■ **Tarea**: Reproduce completa y sin ningún cambio la sección del documento sobre el estilo educativo del Instituto Mater.

■ **Sección del documento**:
Estilo Educativo

 

 

El Instituto Mater es una comunidad educativa que viviendo en un clima de alegría, de amistad y de respeto mutuo, propicia el DESARROLLO INTEGRAL de cada uno de sus miembros.

En la propuesta del IMAC se construye un ambiente dispuesto cada día para recibir a los alumnos con una actitud cálida de todos con todos.

Los alumnos organizan, clarifican, confrontan, investigan y reciben dirección de sus maestros para obtener los aprendizajes. Diariamente se crea un espacio para expresar conocimientos, puntos de vista, formular hipótesis y compartir aprendizajes y experiencias en un ambiente de respeto.

La reflexión acerca de los acontecimientos cotidianos fomenta la observación de si mismos, de los demás y del entorno.

En el IMAC:

Se genera sabiduría.

Se logra preparación.

Se gusta de aprender.

■ **Conjunto de datos**:
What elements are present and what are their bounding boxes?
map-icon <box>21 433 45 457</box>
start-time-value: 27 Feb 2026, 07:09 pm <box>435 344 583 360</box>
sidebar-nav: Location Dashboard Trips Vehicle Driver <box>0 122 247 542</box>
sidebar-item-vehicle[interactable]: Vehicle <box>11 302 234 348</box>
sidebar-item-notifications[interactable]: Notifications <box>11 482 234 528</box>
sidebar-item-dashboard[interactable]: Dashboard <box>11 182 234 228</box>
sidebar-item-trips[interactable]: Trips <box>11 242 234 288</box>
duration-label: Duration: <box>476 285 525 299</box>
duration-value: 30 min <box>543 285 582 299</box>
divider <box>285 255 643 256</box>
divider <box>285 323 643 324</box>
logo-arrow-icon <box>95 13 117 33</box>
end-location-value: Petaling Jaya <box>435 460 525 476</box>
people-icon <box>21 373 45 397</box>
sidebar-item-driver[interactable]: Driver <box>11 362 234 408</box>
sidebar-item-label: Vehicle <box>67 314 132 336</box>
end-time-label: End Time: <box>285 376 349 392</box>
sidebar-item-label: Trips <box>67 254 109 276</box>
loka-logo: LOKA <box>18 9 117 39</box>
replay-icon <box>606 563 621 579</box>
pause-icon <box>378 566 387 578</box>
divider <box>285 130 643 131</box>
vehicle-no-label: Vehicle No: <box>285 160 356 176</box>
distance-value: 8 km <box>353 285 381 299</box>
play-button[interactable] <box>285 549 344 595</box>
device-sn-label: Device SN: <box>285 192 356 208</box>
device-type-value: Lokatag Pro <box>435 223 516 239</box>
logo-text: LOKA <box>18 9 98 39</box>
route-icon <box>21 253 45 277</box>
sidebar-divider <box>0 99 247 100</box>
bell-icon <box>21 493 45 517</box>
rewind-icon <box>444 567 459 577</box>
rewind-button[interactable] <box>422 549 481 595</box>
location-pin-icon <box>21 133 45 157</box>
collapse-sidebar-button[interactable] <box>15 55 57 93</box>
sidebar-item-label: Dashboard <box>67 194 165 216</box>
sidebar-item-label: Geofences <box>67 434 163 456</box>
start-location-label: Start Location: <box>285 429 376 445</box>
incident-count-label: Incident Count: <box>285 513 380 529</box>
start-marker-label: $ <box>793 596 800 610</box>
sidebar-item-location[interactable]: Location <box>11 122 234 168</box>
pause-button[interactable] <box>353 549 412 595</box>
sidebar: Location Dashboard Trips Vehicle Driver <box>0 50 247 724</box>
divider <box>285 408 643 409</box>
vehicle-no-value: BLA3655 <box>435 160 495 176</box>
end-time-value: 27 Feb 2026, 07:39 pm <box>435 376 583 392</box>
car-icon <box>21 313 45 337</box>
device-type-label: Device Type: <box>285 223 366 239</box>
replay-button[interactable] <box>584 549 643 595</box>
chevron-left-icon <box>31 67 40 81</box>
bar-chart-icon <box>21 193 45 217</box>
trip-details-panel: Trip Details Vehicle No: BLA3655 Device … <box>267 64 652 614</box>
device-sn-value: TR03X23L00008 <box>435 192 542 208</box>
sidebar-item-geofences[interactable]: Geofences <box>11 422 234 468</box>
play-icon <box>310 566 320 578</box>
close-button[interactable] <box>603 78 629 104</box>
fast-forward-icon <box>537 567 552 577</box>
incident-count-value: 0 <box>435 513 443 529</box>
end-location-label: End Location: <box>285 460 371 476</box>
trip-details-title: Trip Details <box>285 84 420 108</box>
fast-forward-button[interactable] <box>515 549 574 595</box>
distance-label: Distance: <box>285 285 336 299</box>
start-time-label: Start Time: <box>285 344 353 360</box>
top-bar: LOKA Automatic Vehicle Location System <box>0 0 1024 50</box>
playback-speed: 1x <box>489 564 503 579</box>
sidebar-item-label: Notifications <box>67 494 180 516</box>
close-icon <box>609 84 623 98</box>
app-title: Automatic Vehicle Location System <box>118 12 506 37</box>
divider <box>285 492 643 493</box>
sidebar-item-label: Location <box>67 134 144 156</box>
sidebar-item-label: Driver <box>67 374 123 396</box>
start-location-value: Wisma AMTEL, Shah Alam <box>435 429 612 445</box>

■ **Tarea resuelta**:
Estilo Educativo

 

 

El Instituto Mater es una comunidad educativa que viviendo en un clima de alegría, de amistad y de respeto mutuo, propicia el DESARROLLO INTEGRAL de cada uno de sus miembros.

En la propuesta del IMAC se construye un ambiente dispuesto cada día para recibir a los alumnos con una actitud cálida de todos con todos.

Los alumnos organizan, clarifican, confrontan, investigan y reciben dirección de sus maestros para obtener los aprendizajes. Diariamente se crea un espacio para expresar conocimientos, puntos de vista, formular hipótesis y compartir aprendizajes y experiencias en un ambiente de respeto.

La reflexión acerca de los acontecimientos cotidianos fomenta la observación de si mismos, de los demás y del entorno.

En el IMAC:

Se genera sabiduría.

Se logra preparación.

Se gusta de aprender.